Determine how many lines carry the word "this". Output that number only.

Extracted records -
[Start]
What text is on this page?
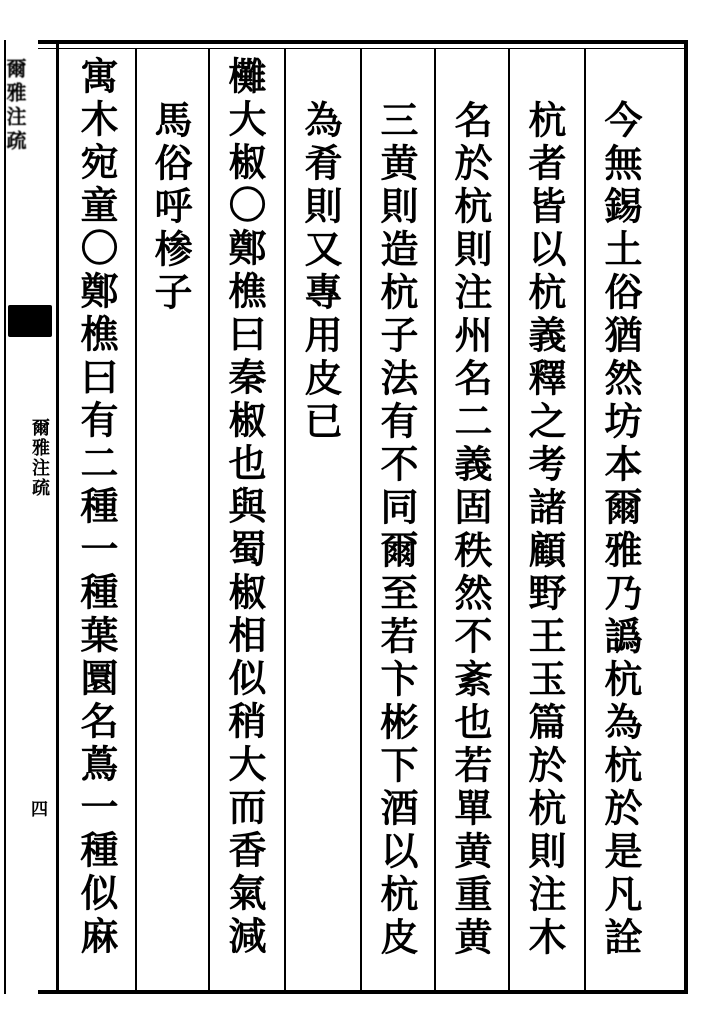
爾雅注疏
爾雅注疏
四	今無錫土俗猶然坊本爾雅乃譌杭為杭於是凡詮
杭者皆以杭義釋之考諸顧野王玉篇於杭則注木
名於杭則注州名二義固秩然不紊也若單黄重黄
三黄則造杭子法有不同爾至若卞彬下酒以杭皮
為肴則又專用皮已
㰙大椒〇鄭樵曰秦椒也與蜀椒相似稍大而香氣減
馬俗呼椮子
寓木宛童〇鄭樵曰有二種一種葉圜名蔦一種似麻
[End]
[Start]
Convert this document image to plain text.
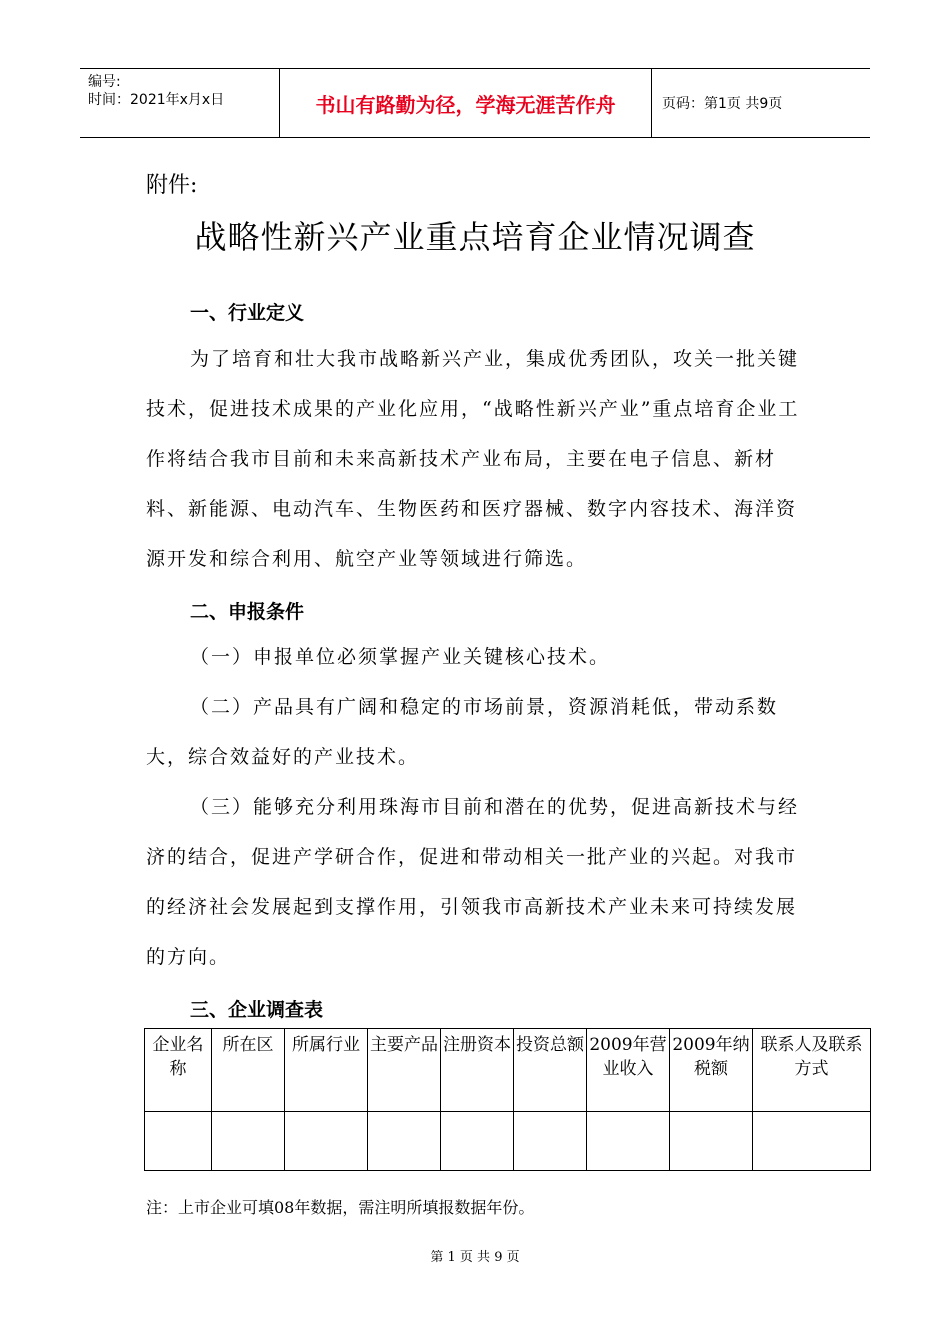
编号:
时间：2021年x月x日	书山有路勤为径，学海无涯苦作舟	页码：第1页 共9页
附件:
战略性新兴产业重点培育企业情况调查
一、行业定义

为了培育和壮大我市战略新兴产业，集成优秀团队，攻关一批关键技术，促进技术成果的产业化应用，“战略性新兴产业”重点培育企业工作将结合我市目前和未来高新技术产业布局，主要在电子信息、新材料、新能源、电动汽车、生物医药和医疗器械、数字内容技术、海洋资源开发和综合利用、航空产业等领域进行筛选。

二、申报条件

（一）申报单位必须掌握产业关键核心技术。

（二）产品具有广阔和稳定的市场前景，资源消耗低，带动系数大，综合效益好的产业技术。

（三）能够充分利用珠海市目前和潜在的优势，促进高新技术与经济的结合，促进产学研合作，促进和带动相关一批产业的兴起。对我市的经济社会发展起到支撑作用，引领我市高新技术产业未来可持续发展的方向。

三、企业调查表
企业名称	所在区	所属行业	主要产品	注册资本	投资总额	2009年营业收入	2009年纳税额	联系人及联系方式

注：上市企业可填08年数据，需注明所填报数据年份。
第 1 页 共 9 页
[End]
Output below -
2